** Begin **

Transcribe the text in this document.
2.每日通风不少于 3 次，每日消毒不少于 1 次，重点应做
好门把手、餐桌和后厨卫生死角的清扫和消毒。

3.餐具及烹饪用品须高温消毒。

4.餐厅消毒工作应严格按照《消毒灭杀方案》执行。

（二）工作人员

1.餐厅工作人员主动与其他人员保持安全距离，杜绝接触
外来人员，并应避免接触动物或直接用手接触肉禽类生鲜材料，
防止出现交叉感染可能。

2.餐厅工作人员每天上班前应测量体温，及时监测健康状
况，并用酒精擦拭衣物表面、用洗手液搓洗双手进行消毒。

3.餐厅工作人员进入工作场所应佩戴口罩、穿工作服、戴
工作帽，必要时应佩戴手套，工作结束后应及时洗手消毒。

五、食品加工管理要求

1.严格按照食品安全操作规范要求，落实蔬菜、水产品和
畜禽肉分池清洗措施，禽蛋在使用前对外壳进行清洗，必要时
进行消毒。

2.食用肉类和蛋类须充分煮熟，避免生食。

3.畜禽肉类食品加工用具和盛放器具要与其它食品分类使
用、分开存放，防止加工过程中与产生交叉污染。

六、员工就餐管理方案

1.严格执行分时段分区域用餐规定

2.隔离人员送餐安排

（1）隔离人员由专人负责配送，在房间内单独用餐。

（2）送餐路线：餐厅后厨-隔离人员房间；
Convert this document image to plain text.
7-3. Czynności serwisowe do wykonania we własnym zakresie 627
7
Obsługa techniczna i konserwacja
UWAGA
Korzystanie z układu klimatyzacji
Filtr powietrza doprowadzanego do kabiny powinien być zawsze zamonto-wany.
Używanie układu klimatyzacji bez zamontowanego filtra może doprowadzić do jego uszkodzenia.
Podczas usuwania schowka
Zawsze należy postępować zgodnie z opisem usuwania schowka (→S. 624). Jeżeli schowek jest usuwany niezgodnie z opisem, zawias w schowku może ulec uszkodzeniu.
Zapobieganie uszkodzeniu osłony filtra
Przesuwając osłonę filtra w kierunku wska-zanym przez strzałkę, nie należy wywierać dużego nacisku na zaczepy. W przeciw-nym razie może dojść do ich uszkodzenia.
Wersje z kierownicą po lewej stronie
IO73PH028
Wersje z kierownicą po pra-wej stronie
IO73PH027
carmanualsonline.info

** End **
** Begin **

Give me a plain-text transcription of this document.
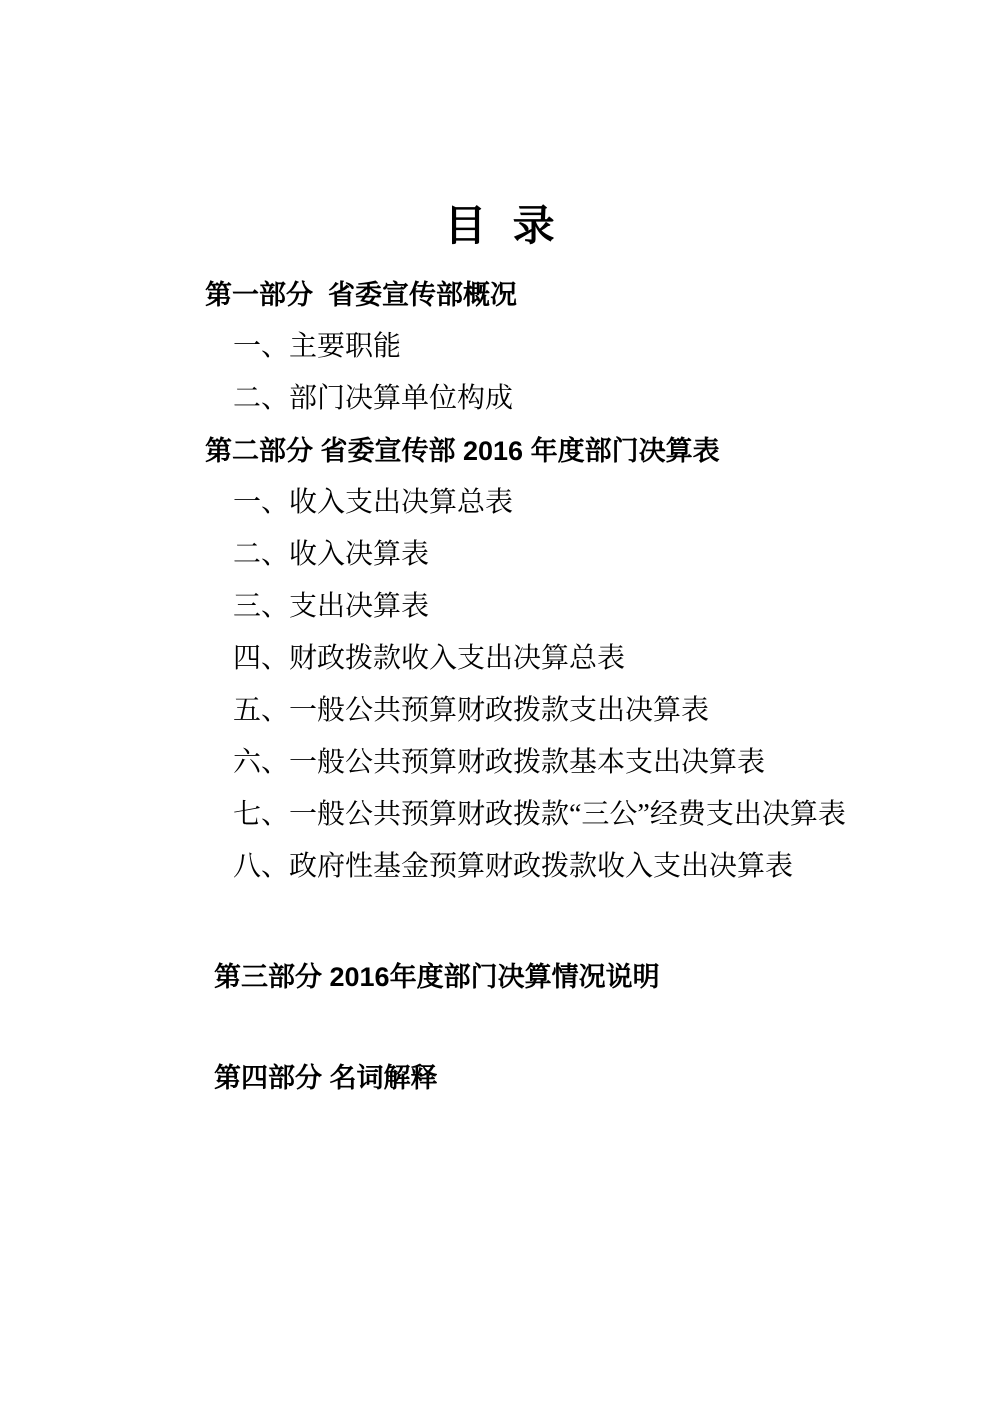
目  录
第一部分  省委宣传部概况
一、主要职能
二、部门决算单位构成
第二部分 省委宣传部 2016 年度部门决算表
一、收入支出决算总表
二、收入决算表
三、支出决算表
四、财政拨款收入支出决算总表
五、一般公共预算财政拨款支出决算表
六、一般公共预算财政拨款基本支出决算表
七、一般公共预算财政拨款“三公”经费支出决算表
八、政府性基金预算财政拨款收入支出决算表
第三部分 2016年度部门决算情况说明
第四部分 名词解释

** End **
** Begin **

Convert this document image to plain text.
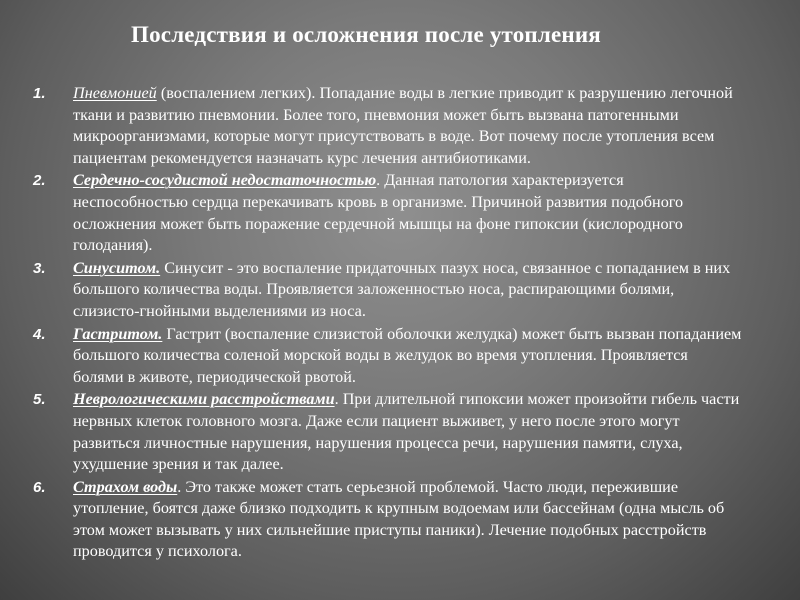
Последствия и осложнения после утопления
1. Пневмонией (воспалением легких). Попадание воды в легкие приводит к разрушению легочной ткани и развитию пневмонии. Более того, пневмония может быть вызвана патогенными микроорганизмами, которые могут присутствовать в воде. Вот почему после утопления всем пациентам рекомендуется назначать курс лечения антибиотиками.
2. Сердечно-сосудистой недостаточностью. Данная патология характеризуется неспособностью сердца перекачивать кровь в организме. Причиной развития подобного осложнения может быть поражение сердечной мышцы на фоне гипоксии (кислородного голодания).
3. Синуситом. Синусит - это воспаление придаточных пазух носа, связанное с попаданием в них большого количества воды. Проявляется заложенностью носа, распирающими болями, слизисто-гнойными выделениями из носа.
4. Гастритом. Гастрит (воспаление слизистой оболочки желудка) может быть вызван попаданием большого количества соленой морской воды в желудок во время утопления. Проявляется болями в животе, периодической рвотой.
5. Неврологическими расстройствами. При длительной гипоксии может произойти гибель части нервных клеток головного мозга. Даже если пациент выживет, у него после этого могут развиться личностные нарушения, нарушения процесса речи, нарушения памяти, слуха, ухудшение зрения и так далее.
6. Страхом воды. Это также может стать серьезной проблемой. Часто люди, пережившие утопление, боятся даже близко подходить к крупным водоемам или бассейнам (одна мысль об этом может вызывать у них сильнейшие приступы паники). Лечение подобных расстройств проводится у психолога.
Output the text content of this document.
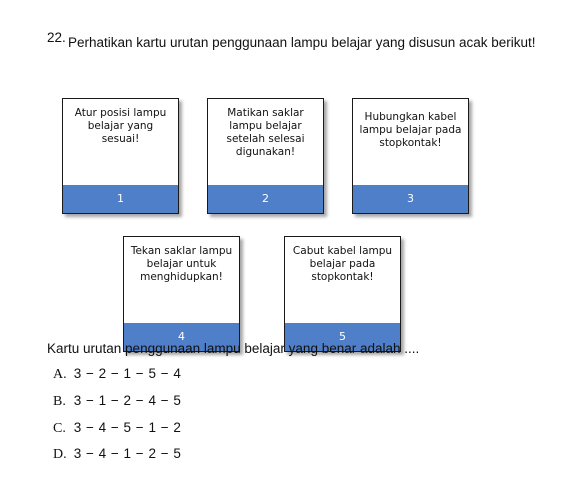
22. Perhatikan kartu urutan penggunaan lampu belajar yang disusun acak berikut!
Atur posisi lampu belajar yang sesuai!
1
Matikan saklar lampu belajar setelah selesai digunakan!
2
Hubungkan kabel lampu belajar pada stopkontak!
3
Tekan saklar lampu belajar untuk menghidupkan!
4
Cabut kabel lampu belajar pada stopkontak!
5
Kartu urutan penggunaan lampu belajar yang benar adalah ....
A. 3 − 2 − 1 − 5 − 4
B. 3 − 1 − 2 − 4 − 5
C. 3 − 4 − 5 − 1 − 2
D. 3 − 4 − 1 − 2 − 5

** End **

■ **Aim of the exercise**: Read through the data and copy every line where "uszkodzeniu" shows up.

■ **Result of the task**:
Zawsze należy postępować zgodnie z opisem usuwania schowka (→S. 624). Jeżeli schowek jest usuwany niezgodnie z opisem, zawias w schowku może ulec uszkodzeniu.
Zapobieganie uszkodzeniu osłony filtra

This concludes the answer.